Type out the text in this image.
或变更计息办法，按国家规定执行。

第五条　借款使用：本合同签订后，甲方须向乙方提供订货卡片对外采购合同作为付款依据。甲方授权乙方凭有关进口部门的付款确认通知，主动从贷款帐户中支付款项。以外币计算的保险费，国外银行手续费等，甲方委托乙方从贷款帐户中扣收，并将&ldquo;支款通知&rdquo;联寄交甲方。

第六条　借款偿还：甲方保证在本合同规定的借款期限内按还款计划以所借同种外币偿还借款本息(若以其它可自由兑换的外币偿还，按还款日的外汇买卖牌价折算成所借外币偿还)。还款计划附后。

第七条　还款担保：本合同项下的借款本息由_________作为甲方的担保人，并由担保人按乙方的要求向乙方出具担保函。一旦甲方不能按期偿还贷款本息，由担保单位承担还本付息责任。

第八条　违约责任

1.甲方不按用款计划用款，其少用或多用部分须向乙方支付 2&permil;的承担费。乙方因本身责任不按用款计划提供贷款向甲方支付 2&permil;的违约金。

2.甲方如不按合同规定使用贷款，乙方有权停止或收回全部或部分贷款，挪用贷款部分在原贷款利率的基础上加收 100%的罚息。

________

> **Given exercise**: Emit the full listing verbatim.

> **Result of the exercise**:
Type out the text in this image.
或变更计息办法，按国家规定执行。

第五条　借款使用：本合同签订后，甲方须向乙方提供订货卡片对外采购合同作为付款依据。甲方授权乙方凭有关进口部门的付款确认通知，主动从贷款帐户中支付款项。以外币计算的保险费，国外银行手续费等，甲方委托乙方从贷款帐户中扣收，并将&ldquo;支款通知&rdquo;联寄交甲方。

第六条　借款偿还：甲方保证在本合同规定的借款期限内按还款计划以所借同种外币偿还借款本息(若以其它可自由兑换的外币偿还，按还款日的外汇买卖牌价折算成所借外币偿还)。还款计划附后。

第七条　还款担保：本合同项下的借款本息由_________作为甲方的担保人，并由担保人按乙方的要求向乙方出具担保函。一旦甲方不能按期偿还贷款本息，由担保单位承担还本付息责任。

第八条　违约责任

1.甲方不按用款计划用款，其少用或多用部分须向乙方支付 2&permil;的承担费。乙方因本身责任不按用款计划提供贷款向甲方支付 2&permil;的违约金。

2.甲方如不按合同规定使用贷款，乙方有权停止或收回全部或部分贷款，挪用贷款部分在原贷款利率的基础上加收 100%的罚息。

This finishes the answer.